_TO BE DONE_
Report only how many lines hold the word "Gkiwnis".
___ THE INPUT ___
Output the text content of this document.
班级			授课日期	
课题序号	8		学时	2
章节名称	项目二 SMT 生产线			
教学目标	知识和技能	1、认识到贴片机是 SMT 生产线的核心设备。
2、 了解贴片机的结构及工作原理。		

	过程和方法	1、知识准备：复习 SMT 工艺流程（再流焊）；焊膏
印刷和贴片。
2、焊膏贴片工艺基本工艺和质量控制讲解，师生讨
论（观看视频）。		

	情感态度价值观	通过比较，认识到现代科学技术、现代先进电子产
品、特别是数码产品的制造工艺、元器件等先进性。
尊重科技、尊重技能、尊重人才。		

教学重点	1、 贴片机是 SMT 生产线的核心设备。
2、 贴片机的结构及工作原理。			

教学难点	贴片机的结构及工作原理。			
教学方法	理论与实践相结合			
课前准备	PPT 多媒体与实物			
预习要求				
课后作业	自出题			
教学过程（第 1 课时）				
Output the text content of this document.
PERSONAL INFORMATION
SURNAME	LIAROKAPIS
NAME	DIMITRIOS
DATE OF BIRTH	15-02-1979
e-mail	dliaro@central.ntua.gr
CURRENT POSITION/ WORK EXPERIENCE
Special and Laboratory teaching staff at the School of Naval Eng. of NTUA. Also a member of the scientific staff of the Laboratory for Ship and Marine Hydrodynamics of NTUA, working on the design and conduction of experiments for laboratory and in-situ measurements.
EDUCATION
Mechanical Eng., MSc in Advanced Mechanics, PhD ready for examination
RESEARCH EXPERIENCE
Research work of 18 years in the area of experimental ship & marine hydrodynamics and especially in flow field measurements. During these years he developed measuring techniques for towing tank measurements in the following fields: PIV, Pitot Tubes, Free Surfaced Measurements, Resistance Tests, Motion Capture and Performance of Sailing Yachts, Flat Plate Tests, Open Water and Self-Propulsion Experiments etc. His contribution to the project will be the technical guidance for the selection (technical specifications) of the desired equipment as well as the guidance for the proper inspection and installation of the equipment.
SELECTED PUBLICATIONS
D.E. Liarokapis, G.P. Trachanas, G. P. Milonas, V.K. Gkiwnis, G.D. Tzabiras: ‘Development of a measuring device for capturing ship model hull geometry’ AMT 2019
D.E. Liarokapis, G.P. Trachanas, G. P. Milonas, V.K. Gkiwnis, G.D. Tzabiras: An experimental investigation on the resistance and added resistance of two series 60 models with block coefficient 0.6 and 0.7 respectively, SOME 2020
___
_SOLUTION_
2